Challenge: Rewrite the items from the first line up to and including the line with "paragraph: When the", replacing "moon" with "sun" and leaving everything else unchanged.

Entries shown:
····················

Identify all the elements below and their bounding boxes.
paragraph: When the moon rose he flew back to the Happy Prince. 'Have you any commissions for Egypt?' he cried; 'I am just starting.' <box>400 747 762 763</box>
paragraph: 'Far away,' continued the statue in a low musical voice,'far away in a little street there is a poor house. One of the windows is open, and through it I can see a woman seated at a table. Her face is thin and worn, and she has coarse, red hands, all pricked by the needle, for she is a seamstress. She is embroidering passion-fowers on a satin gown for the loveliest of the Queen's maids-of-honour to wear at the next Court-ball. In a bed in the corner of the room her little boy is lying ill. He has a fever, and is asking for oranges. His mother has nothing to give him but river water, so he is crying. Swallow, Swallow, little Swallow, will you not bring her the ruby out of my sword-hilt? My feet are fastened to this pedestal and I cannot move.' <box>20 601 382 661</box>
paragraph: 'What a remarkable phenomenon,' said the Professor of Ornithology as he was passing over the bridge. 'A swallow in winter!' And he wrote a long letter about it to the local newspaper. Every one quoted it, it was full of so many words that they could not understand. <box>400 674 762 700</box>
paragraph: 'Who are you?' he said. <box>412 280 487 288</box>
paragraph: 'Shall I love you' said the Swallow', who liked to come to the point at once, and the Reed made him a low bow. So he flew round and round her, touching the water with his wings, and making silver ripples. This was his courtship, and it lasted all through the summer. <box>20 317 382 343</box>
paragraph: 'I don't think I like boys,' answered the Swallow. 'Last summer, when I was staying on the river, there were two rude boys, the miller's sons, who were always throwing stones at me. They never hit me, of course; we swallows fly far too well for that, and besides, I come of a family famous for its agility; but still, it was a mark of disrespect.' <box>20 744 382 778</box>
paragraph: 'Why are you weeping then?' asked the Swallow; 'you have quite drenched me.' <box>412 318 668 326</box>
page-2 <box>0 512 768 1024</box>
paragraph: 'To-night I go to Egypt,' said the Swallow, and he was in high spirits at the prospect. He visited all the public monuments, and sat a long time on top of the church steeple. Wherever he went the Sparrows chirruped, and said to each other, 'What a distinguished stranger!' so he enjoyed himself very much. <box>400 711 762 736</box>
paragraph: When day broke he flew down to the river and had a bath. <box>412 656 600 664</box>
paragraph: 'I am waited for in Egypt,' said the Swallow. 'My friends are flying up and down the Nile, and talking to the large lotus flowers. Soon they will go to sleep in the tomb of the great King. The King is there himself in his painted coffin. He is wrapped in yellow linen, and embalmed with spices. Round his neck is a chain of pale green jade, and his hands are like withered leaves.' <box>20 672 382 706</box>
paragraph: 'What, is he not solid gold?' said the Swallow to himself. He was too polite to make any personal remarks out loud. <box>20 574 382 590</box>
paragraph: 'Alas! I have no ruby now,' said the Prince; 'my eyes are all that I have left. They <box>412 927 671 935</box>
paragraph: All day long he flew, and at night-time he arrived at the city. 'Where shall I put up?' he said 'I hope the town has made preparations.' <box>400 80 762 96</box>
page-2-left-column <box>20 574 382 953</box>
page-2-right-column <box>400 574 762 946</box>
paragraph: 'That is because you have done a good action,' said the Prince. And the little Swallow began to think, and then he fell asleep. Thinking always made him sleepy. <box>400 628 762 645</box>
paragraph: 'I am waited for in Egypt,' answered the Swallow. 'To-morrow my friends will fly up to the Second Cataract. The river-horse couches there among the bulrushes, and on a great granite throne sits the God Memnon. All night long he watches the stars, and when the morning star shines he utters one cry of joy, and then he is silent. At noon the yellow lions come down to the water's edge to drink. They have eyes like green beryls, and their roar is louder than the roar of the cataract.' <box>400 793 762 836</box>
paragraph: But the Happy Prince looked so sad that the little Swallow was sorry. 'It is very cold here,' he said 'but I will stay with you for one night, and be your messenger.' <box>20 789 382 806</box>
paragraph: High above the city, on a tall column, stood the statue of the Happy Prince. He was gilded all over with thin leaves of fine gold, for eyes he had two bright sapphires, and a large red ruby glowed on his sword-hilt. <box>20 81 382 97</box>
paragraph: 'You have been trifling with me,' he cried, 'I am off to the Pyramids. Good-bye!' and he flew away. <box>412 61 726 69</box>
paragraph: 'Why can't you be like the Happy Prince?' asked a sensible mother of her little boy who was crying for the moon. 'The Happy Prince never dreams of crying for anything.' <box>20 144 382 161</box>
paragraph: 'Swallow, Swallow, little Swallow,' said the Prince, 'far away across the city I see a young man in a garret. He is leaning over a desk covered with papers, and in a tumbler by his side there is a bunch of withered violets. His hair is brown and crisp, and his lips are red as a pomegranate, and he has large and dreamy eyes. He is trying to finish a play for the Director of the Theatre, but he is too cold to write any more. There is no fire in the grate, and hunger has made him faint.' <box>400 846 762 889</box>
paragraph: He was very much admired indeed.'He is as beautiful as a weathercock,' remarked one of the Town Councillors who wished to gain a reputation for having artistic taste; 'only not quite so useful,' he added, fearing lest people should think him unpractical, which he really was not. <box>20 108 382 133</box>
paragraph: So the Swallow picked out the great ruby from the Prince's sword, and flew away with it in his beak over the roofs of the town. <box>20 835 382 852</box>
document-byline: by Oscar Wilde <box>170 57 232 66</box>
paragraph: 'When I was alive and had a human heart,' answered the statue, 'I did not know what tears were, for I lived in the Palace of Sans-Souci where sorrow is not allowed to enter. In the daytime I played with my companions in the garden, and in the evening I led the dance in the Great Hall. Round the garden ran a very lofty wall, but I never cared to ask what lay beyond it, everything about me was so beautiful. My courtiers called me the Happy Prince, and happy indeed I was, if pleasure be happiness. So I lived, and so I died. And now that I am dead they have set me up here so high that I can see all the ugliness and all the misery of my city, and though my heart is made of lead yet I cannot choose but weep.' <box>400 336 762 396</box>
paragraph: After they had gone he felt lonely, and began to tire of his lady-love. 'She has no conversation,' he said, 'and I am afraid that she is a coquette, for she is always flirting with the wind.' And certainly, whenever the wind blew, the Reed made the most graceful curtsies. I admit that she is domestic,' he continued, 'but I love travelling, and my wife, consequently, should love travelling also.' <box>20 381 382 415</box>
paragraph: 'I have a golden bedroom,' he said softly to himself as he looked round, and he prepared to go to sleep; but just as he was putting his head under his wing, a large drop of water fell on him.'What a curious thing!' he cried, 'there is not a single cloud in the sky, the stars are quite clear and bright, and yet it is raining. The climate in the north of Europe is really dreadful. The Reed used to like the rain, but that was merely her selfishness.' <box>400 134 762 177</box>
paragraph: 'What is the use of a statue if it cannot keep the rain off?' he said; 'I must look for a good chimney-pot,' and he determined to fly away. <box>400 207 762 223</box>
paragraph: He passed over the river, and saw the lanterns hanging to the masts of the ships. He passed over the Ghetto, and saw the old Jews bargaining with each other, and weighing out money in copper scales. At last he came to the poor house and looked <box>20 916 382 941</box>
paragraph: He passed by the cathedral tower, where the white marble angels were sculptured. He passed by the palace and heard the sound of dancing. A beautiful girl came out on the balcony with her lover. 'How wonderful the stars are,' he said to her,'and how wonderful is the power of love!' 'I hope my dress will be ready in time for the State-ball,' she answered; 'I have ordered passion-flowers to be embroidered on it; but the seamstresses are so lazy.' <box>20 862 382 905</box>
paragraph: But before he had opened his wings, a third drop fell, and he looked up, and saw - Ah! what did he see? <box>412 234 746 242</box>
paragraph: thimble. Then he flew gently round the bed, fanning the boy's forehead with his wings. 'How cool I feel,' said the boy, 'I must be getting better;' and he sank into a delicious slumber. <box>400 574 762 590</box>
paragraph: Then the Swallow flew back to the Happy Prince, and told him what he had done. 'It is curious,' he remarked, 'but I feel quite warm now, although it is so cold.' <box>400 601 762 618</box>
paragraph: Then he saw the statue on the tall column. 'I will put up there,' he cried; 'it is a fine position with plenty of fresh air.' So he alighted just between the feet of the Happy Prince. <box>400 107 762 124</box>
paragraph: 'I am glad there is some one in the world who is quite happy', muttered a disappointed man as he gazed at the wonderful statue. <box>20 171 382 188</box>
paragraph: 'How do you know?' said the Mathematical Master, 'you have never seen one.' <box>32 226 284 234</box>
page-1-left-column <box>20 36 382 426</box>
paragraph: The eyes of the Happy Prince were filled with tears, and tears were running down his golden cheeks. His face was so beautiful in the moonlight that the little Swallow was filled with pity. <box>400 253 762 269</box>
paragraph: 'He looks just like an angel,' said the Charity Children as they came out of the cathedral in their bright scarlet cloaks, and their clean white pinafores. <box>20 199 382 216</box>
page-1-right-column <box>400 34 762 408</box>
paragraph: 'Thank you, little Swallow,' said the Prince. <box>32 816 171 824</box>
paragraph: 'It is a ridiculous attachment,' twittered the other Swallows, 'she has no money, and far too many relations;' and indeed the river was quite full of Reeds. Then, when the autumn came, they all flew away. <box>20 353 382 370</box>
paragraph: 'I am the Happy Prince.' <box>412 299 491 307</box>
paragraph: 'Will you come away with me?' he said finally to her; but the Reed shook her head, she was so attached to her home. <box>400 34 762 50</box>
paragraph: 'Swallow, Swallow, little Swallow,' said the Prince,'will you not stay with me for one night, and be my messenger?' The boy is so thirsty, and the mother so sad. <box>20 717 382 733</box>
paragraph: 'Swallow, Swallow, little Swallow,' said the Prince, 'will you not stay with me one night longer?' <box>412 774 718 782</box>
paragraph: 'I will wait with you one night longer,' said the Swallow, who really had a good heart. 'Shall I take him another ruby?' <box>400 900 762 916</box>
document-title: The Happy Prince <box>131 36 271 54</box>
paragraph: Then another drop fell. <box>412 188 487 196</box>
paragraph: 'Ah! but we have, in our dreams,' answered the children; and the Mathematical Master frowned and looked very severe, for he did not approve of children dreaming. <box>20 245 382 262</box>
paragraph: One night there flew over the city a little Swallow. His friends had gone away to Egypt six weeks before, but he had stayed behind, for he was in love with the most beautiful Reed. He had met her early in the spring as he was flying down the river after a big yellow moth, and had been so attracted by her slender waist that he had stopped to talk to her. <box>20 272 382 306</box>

····················

Output of the exercise:
Identify all the elements below and their bounding boxes.
paragraph: When the sun rose he flew back to the Happy Prince. 'Have you any commissions for Egypt?' he cried; 'I am just starting.' <box>400 747 762 763</box>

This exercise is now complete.